### WRITTEN EXERCISE:
Resume the forum thread on 189 EOI invitations for software engineers at 65 points from where it stops.

### SELECTED PASSAGE:
____
# EOI under 189 for 65 points for Software Engineers



## developer2018 (Feb 4, 2018)

Hi Friends,

Can you let me know if we are getting any EOI for 65 points in 189 for Software Engineers?

If we are getting EOI's what is the approx time ?

Thanks


----------



## Y-ME369 (Aug 18, 2017)

I think invited for software developers have been 70 or above since September 2017. December and January were at 75.


----------



## developer2018 (Feb 4, 2018)

Y-ME369 said:


> I think invited for software developers have been 70 or above since September 2017. December and January were at 75.


Ok Thanks. Is it expected to fall or is there a trend.


----------



## Y-ME369 (Aug 18, 2017)

I hope it falls. The 189 might be my last chance for PR if my 186 doesn’t go through. The trend seems to suggest that the points requirement will only increase unfortunately...


----------



## madeep90 (Aug 27, 2017)

I have applied for software engineer at 65 in july 2017, and my skill assessment is expiring in October. Is there possibility that i can update skill assessment without changing EOI submission date


----------



## NB (Mar 29, 2017)
____
### INFORMATION SUPPLIED:

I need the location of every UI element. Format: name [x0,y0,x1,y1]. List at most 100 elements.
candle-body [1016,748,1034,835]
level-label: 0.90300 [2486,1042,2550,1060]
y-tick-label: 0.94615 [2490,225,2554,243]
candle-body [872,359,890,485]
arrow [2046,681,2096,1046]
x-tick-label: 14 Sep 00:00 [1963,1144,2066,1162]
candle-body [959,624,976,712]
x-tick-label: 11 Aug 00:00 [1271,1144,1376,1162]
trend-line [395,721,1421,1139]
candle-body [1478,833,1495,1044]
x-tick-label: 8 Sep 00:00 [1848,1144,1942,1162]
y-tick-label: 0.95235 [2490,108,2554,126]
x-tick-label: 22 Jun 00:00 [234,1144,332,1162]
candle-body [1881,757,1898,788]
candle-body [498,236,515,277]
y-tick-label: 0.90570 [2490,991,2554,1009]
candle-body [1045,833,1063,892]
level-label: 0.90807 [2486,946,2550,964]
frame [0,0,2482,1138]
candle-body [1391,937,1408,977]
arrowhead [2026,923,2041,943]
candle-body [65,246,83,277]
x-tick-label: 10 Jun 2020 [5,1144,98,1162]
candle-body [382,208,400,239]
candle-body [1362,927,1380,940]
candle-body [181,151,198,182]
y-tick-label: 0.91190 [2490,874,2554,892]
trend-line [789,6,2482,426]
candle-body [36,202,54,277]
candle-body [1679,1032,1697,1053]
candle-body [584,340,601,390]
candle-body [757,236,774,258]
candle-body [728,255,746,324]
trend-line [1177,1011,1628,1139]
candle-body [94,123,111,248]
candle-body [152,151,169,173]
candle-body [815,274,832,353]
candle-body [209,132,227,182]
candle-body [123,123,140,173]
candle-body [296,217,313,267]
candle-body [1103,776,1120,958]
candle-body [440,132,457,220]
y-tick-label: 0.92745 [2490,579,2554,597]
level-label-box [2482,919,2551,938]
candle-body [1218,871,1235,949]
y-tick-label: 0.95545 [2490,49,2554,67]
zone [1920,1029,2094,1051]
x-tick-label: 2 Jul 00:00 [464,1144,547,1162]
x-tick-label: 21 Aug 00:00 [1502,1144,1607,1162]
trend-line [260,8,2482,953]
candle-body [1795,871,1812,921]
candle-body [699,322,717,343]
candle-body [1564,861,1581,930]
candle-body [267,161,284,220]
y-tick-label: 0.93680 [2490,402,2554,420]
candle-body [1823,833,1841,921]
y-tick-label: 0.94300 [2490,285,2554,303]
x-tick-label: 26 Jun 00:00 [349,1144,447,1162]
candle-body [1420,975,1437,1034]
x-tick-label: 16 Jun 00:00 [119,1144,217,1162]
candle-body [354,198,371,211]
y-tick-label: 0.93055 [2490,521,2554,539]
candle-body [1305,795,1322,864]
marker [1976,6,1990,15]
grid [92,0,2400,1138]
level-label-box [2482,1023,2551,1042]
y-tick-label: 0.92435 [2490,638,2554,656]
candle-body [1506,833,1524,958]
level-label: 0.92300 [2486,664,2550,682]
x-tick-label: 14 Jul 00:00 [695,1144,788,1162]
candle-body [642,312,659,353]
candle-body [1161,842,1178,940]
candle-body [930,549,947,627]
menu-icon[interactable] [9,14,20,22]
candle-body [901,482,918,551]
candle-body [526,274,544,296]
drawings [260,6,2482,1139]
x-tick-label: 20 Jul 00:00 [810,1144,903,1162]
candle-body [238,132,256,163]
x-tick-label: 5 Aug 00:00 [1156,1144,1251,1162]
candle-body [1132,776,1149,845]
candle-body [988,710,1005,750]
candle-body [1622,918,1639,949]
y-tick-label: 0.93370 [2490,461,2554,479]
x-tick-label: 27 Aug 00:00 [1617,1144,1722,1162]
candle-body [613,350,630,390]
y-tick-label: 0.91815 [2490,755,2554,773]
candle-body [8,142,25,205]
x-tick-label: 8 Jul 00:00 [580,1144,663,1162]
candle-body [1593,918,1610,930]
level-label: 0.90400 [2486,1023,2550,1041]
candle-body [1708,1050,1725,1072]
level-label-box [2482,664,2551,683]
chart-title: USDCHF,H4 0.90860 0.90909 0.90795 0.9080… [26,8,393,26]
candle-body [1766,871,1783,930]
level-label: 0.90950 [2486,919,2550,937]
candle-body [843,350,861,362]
____
### RESPONSE FOR THIS EXERCISE:
madeep90 said:


> I have applied for software engineer at 65 in july 2017, and my skill assessment is expiring in October. Is there possibility that i can update skill assessment without changing EOI submission date


Many members don’t change the EOI date.even after reassessment 

They just change the ACS assessment number and date to the current one

Logically it should work, but whether legally it is allowed or not I am not sure
None of those who did the same reported any problems during visa processing 

But your question is entirely academic as under the present circumstances, there is no way anyone with 65 points can be 261313 in the near future 

70 points is the new 60


Cheers


----------



## Optimistic10 (Apr 10, 2018)

newbienz said:


> Many members don’t change the EOI date.even after reassessment
> 
> They just change the ACS assessment number and date to the current one
> 
> ...


I don't think so that 70 is new 60. DIBP is having workload so they inviting only 25% of normal invitation number. This means obviously priority for higher points. Once new FY started and backlog will clear, the point will drops to 65. I am in the same boat as i lodged EOI on 28th of April 2017.

But its true anything could happen and at anytime.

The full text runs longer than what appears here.